-- begin Stored rows --
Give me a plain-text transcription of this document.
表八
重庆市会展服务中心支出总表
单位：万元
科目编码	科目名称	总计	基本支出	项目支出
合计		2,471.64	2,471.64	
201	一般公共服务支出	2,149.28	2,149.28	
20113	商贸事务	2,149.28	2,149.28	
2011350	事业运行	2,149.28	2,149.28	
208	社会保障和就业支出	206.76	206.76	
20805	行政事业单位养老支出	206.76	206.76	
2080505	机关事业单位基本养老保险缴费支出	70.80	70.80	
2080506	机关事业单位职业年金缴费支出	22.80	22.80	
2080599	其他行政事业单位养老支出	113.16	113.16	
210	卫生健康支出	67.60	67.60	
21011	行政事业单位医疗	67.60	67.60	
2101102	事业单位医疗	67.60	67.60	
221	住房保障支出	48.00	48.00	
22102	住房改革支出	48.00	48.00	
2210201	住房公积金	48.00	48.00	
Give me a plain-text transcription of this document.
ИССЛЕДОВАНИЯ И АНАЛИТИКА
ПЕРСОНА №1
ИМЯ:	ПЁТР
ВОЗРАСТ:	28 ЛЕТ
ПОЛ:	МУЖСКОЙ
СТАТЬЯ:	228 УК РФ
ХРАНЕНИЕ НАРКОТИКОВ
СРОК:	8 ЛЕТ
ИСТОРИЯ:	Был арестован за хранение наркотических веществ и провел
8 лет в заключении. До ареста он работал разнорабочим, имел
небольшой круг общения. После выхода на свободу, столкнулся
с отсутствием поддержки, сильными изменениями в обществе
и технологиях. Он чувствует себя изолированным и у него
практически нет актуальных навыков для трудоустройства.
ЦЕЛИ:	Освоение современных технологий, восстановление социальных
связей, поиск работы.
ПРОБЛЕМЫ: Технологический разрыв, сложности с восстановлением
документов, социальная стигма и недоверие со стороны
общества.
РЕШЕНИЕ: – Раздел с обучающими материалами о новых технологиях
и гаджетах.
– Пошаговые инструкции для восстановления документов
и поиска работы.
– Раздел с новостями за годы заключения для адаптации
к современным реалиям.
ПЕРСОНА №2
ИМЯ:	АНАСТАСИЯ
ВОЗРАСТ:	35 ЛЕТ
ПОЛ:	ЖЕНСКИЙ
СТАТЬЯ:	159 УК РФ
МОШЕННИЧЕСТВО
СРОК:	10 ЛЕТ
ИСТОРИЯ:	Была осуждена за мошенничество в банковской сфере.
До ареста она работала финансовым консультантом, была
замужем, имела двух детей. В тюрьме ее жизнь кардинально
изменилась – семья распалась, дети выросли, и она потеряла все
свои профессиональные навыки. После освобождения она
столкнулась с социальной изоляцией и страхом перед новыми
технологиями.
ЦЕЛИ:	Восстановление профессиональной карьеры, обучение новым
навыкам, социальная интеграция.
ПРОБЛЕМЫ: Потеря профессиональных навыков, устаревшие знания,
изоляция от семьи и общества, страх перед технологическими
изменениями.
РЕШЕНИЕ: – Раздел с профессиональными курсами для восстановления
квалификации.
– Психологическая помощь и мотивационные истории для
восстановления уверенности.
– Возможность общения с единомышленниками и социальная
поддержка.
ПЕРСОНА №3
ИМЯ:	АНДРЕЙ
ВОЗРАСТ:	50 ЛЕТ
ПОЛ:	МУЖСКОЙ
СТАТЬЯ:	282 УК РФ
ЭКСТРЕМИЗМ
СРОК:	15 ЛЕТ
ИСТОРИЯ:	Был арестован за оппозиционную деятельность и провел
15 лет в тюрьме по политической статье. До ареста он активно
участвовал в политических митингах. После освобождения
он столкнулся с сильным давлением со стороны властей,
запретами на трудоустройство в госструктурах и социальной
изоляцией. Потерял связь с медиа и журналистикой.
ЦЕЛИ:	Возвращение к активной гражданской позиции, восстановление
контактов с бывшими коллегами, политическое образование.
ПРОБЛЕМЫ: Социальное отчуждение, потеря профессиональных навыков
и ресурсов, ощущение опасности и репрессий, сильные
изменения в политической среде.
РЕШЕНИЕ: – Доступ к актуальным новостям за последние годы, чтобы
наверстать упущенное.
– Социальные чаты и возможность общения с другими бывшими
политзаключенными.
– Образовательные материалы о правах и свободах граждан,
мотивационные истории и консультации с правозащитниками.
-- end Stored rows --
Reproduce each record exactly as it appears.

Give me a plain-text transcription of this document.
表八
重庆市会展服务中心支出总表
单位：万元
科目编码	科目名称	总计	基本支出	项目支出
合计		2,471.64	2,471.64	
201	一般公共服务支出	2,149.28	2,149.28	
20113	商贸事务	2,149.28	2,149.28	
2011350	事业运行	2,149.28	2,149.28	
208	社会保障和就业支出	206.76	206.76	
20805	行政事业单位养老支出	206.76	206.76	
2080505	机关事业单位基本养老保险缴费支出	70.80	70.80	
2080506	机关事业单位职业年金缴费支出	22.80	22.80	
2080599	其他行政事业单位养老支出	113.16	113.16	
210	卫生健康支出	67.60	67.60	
21011	行政事业单位医疗	67.60	67.60	
2101102	事业单位医疗	67.60	67.60	
221	住房保障支出	48.00	48.00	
22102	住房改革支出	48.00	48.00	
2210201	住房公积金	48.00	48.00	
Give me a plain-text transcription of this document.
ИССЛЕДОВАНИЯ И АНАЛИТИКА
ПЕРСОНА №1
ИМЯ:	ПЁТР
ВОЗРАСТ:	28 ЛЕТ
ПОЛ:	МУЖСКОЙ
СТАТЬЯ:	228 УК РФ
ХРАНЕНИЕ НАРКОТИКОВ
СРОК:	8 ЛЕТ
ИСТОРИЯ:	Был арестован за хранение наркотических веществ и провел
8 лет в заключении. До ареста он работал разнорабочим, имел
небольшой круг общения. После выхода на свободу, столкнулся
с отсутствием поддержки, сильными изменениями в обществе
и технологиях. Он чувствует себя изолированным и у него
практически нет актуальных навыков для трудоустройства.
ЦЕЛИ:	Освоение современных технологий, восстановление социальных
связей, поиск работы.
ПРОБЛЕМЫ: Технологический разрыв, сложности с восстановлением
документов, социальная стигма и недоверие со стороны
общества.
РЕШЕНИЕ: – Раздел с обучающими материалами о новых технологиях
и гаджетах.
– Пошаговые инструкции для восстановления документов
и поиска работы.
– Раздел с новостями за годы заключения для адаптации
к современным реалиям.
ПЕРСОНА №2
ИМЯ:	АНАСТАСИЯ
ВОЗРАСТ:	35 ЛЕТ
ПОЛ:	ЖЕНСКИЙ
СТАТЬЯ:	159 УК РФ
МОШЕННИЧЕСТВО
СРОК:	10 ЛЕТ
ИСТОРИЯ:	Была осуждена за мошенничество в банковской сфере.
До ареста она работала финансовым консультантом, была
замужем, имела двух детей. В тюрьме ее жизнь кардинально
изменилась – семья распалась, дети выросли, и она потеряла все
свои профессиональные навыки. После освобождения она
столкнулась с социальной изоляцией и страхом перед новыми
технологиями.
ЦЕЛИ:	Восстановление профессиональной карьеры, обучение новым
навыкам, социальная интеграция.
ПРОБЛЕМЫ: Потеря профессиональных навыков, устаревшие знания,
изоляция от семьи и общества, страх перед технологическими
изменениями.
РЕШЕНИЕ: – Раздел с профессиональными курсами для восстановления
квалификации.
– Психологическая помощь и мотивационные истории для
восстановления уверенности.
– Возможность общения с единомышленниками и социальная
поддержка.
ПЕРСОНА №3
ИМЯ:	АНДРЕЙ
ВОЗРАСТ:	50 ЛЕТ
ПОЛ:	МУЖСКОЙ
СТАТЬЯ:	282 УК РФ
ЭКСТРЕМИЗМ
СРОК:	15 ЛЕТ
ИСТОРИЯ:	Был арестован за оппозиционную деятельность и провел
15 лет в тюрьме по политической статье. До ареста он активно
участвовал в политических митингах. После освобождения
он столкнулся с сильным давлением со стороны властей,
запретами на трудоустройство в госструктурах и социальной
изоляцией. Потерял связь с медиа и журналистикой.
ЦЕЛИ:	Возвращение к активной гражданской позиции, восстановление
контактов с бывшими коллегами, политическое образование.
ПРОБЛЕМЫ: Социальное отчуждение, потеря профессиональных навыков
и ресурсов, ощущение опасности и репрессий, сильные
изменения в политической среде.
РЕШЕНИЕ: – Доступ к актуальным новостям за последние годы, чтобы
наверстать упущенное.
– Социальные чаты и возможность общения с другими бывшими
политзаключенными.
– Образовательные материалы о правах и свободах граждан,
мотивационные истории и консультации с правозащитниками.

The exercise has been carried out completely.